"Óxido" appears in how many lines of the entries? State only the number.

-- ITEMS --
○ ○ ○
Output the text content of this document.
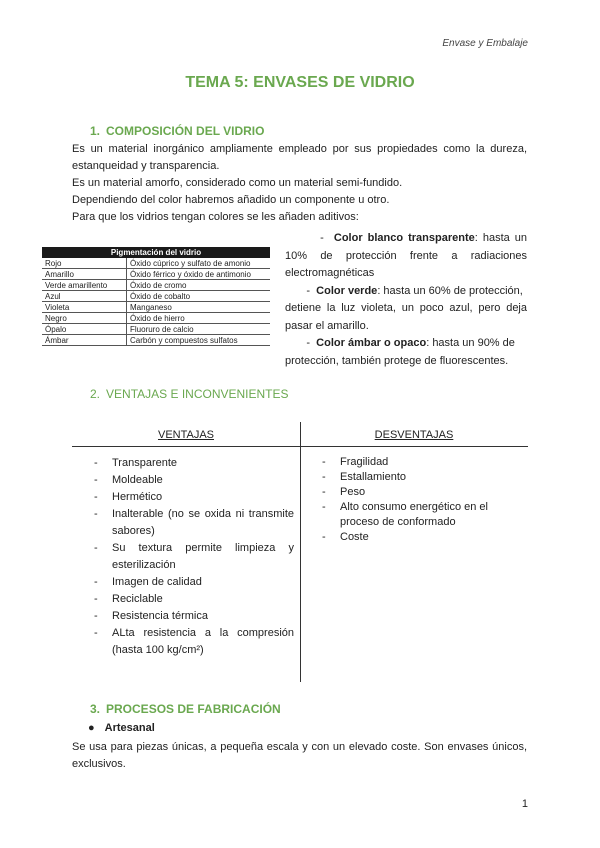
Envase y Embalaje
TEMA 5: ENVASES DE VIDRIO
1. COMPOSICIÓN DEL VIDRIO
Es un material inorgánico ampliamente empleado por sus propiedades como la dureza,
estanqueidad y transparencia.
Es un material amorfo, considerado como un material semi-fundido.
Dependiendo del color habremos añadido un componente u otro.
Para que los vidrios tengan colores se les añaden aditivos:
Pigmentación del vidrio	
Rojo	Óxido cúprico y sulfato de amonio
Amarillo	Óxido férrico y óxido de antimonio
Verde amarillento	Óxido de cromo
Azul	Óxido de cobalto
Violeta	Manganeso
Negro	Óxido de hierro
Ópalo	Fluoruro de calcio
Ámbar	Carbón y compuestos sulfatos
-  Color blanco transparente: hasta un
10% de protección frente a radiaciones
electromagnéticas
-  Color verde: hasta un 60% de protección,
detiene la luz violeta, un poco azul, pero deja
pasar el amarillo.
-  Color ámbar o opaco: hasta un 90% de
protección, también protege de fluorescentes.
2. VENTAJAS E INCONVENIENTES
VENTAJAS	DESVENTAJAS
- Transparente
- Moldeable
- Hermético
- Inalterable (no se oxida ni transmite sabores)
- Su textura permite limpieza y esterilización
- Imagen de calidad
- Reciclable
- Resistencia térmica
- ALta resistencia a la compresión (hasta 100 kg/cm²)
- Fragilidad
- Estallamiento
- Peso
- Alto consumo energético en el proceso de conformado
- Coste
3. PROCESOS DE FABRICACIÓN
● Artesanal
Se usa para piezas únicas, a pequeña escala y con un elevado coste. Son envases únicos,
exclusivos.
1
○ ○ ○
-- ANSWER IN FULL --
5